## Task statement
Print all the entries verbatim.

Records that describe figures
——————————

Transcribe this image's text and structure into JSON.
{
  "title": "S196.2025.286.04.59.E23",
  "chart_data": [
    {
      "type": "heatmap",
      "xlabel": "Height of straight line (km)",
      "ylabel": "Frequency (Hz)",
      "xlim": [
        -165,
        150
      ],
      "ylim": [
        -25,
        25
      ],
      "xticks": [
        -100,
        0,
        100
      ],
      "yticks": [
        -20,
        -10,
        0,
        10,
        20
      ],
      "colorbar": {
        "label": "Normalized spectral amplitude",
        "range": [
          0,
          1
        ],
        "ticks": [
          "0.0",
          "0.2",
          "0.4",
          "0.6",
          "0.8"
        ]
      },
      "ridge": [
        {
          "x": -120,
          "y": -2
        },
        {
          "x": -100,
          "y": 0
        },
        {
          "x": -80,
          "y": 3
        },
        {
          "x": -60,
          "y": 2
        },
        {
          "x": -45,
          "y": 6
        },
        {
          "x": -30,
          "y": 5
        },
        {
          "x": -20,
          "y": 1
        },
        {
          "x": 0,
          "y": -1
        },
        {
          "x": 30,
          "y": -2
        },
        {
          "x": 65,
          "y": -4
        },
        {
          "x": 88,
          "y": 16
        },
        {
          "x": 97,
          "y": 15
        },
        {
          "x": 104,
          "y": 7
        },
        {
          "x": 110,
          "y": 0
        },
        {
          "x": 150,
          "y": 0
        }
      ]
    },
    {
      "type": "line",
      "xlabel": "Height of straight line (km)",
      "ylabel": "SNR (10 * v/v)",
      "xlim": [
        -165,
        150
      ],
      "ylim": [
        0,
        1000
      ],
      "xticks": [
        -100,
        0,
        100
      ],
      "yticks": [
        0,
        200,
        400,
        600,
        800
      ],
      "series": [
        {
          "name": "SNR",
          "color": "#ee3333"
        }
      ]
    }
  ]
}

——————————

## In response
Transcribe this image's text and structure into JSON.
{
  "title": "S196.2025.286.04.59.E23",
  "chart_data": [
    {
      "type": "heatmap",
      "xlabel": "Height of straight line (km)",
      "ylabel": "Frequency (Hz)",
      "xlim": [
        -165,
        150
      ],
      "ylim": [
        -25,
        25
      ],
      "xticks": [
        -100,
        0,
        100
      ],
      "yticks": [
        -20,
        -10,
        0,
        10,
        20
      ],
      "colorbar": {
        "label": "Normalized spectral amplitude",
        "range": [
          0,
          1
        ],
        "ticks": [
          "0.0",
          "0.2",
          "0.4",
          "0.6",
          "0.8"
        ]
      },
      "ridge": [
        {
          "x": -120,
          "y": -2
        },
        {
          "x": -100,
          "y": 0
        },
        {
          "x": -80,
          "y": 3
        },
        {
          "x": -60,
          "y": 2
        },
        {
          "x": -45,
          "y": 6
        },
        {
          "x": -30,
          "y": 5
        },
        {
          "x": -20,
          "y": 1
        },
        {
          "x": 0,
          "y": -1
        },
        {
          "x": 30,
          "y": -2
        },
        {
          "x": 65,
          "y": -4
        },
        {
          "x": 88,
          "y": 16
        },
        {
          "x": 97,
          "y": 15
        },
        {
          "x": 104,
          "y": 7
        },
        {
          "x": 110,
          "y": 0
        },
        {
          "x": 150,
          "y": 0
        }
      ]
    },
    {
      "type": "line",
      "xlabel": "Height of straight line (km)",
      "ylabel": "SNR (10 * v/v)",
      "xlim": [
        -165,
        150
      ],
      "ylim": [
        0,
        1000
      ],
      "xticks": [
        -100,
        0,
        100
      ],
      "yticks": [
        0,
        200,
        400,
        600,
        800
      ],
      "series": [
        {
          "name": "SNR",
          "color": "#ee3333"
        }
      ]
    }
  ]
}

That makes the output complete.